#### [WHAT YOU HAVE TO DO]
Using the records below, locate all lines containing "during" and return them.

#### [RECORDS TO PROCESS]
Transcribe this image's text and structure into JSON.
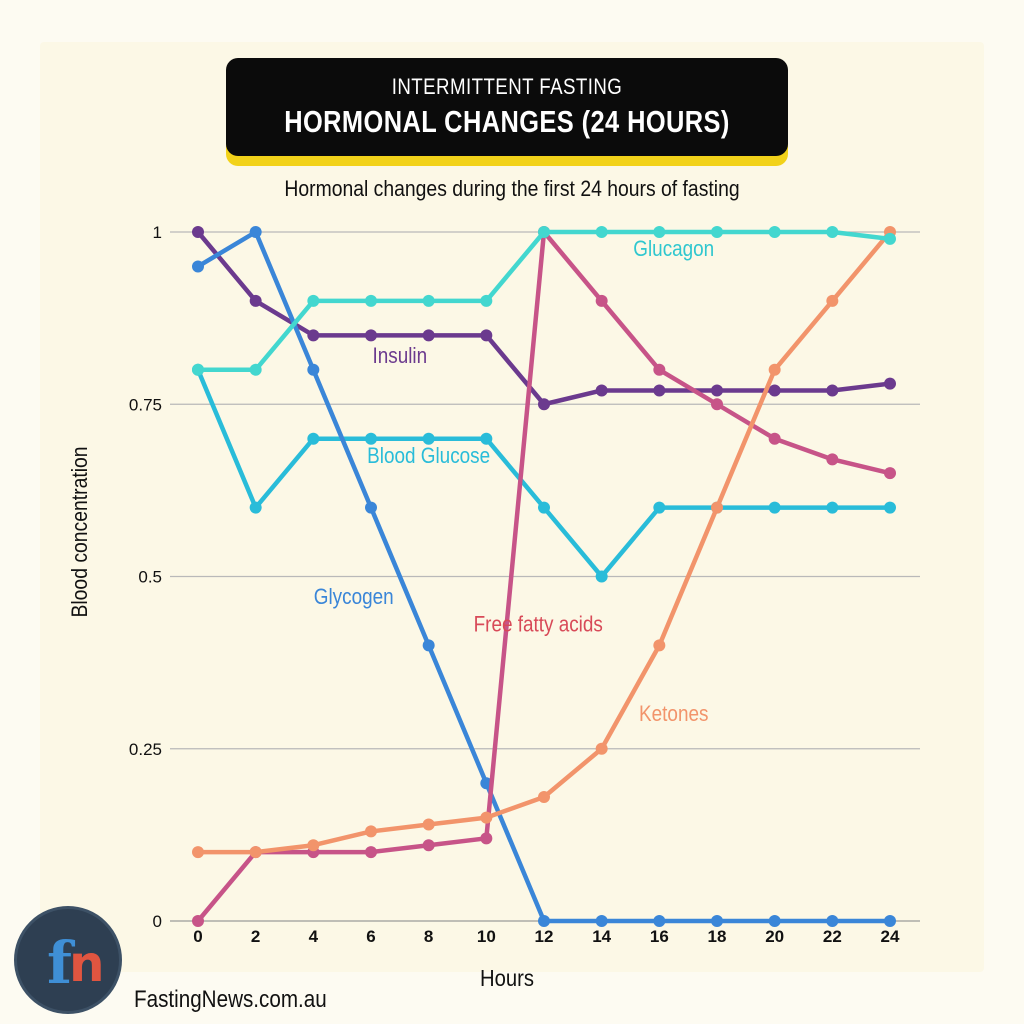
{
  "header": {
    "title_top": "INTERMITTENT FASTING",
    "title_main": "HORMONAL CHANGES (24 HOURS)",
    "subtitle": "Hormonal changes during the first 24 hours of fasting",
    "accent_color": "#f2d21a"
  },
  "chart_data": {
    "type": "line",
    "title": "Hormonal changes during the first 24 hours of fasting",
    "xlabel": "Hours",
    "ylabel": "Blood  concentration",
    "x": [
      0,
      2,
      4,
      6,
      8,
      10,
      12,
      14,
      16,
      18,
      20,
      22,
      24
    ],
    "xticks": [
      "0",
      "2",
      "4",
      "6",
      "8",
      "10",
      "12",
      "14",
      "16",
      "18",
      "20",
      "22",
      "24"
    ],
    "yticks": [
      {
        "value": 0,
        "label": "0"
      },
      {
        "value": 0.25,
        "label": "0.25"
      },
      {
        "value": 0.5,
        "label": "0.5"
      },
      {
        "value": 0.75,
        "label": "0.75"
      },
      {
        "value": 1,
        "label": "1"
      }
    ],
    "xlim": [
      0,
      24
    ],
    "ylim": [
      0,
      1
    ],
    "grid": true,
    "series": [
      {
        "name": "Insulin",
        "color": "#6b3a8e",
        "label_at": [
          7,
          0.81
        ],
        "values": [
          1,
          0.9,
          0.85,
          0.85,
          0.85,
          0.85,
          0.75,
          0.77,
          0.77,
          0.77,
          0.77,
          0.77,
          0.78
        ]
      },
      {
        "name": "Blood Glucose",
        "color": "#29bcd9",
        "label_at": [
          8,
          0.665
        ],
        "values": [
          0.8,
          0.6,
          0.7,
          0.7,
          0.7,
          0.7,
          0.6,
          0.5,
          0.6,
          0.6,
          0.6,
          0.6,
          0.6
        ]
      },
      {
        "name": "Glycogen",
        "color": "#3a86d8",
        "label_at": [
          5.4,
          0.46
        ],
        "values": [
          0.95,
          1,
          0.8,
          0.6,
          0.4,
          0.2,
          0,
          0,
          0,
          0,
          0,
          0,
          0
        ]
      },
      {
        "name": "Free  fatty acids",
        "color": "#c75488",
        "text_color": "#d84a58",
        "label_at": [
          11.8,
          0.42
        ],
        "values": [
          0,
          0.1,
          0.1,
          0.1,
          0.11,
          0.12,
          1,
          0.9,
          0.8,
          0.75,
          0.7,
          0.67,
          0.65
        ]
      },
      {
        "name": "Ketones",
        "color": "#f2946b",
        "label_at": [
          16.5,
          0.29
        ],
        "values": [
          0.1,
          0.1,
          0.11,
          0.13,
          0.14,
          0.15,
          0.18,
          0.25,
          0.4,
          0.6,
          0.8,
          0.9,
          1
        ]
      },
      {
        "name": "Glucagon",
        "color": "#43d7cf",
        "text_color": "#2fc7cf",
        "label_at": [
          16.5,
          0.965
        ],
        "values": [
          0.8,
          0.8,
          0.9,
          0.9,
          0.9,
          0.9,
          1,
          1,
          1,
          1,
          1,
          1,
          0.99
        ]
      }
    ]
  },
  "footer": {
    "site": "FastingNews.com.au",
    "logo_letters": "fn"
  }
}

#### [WRITTEN SOLUTION]
    "subtitle": "Hormonal changes during the first 24 hours of fasting",
    "title": "Hormonal changes during the first 24 hours of fasting",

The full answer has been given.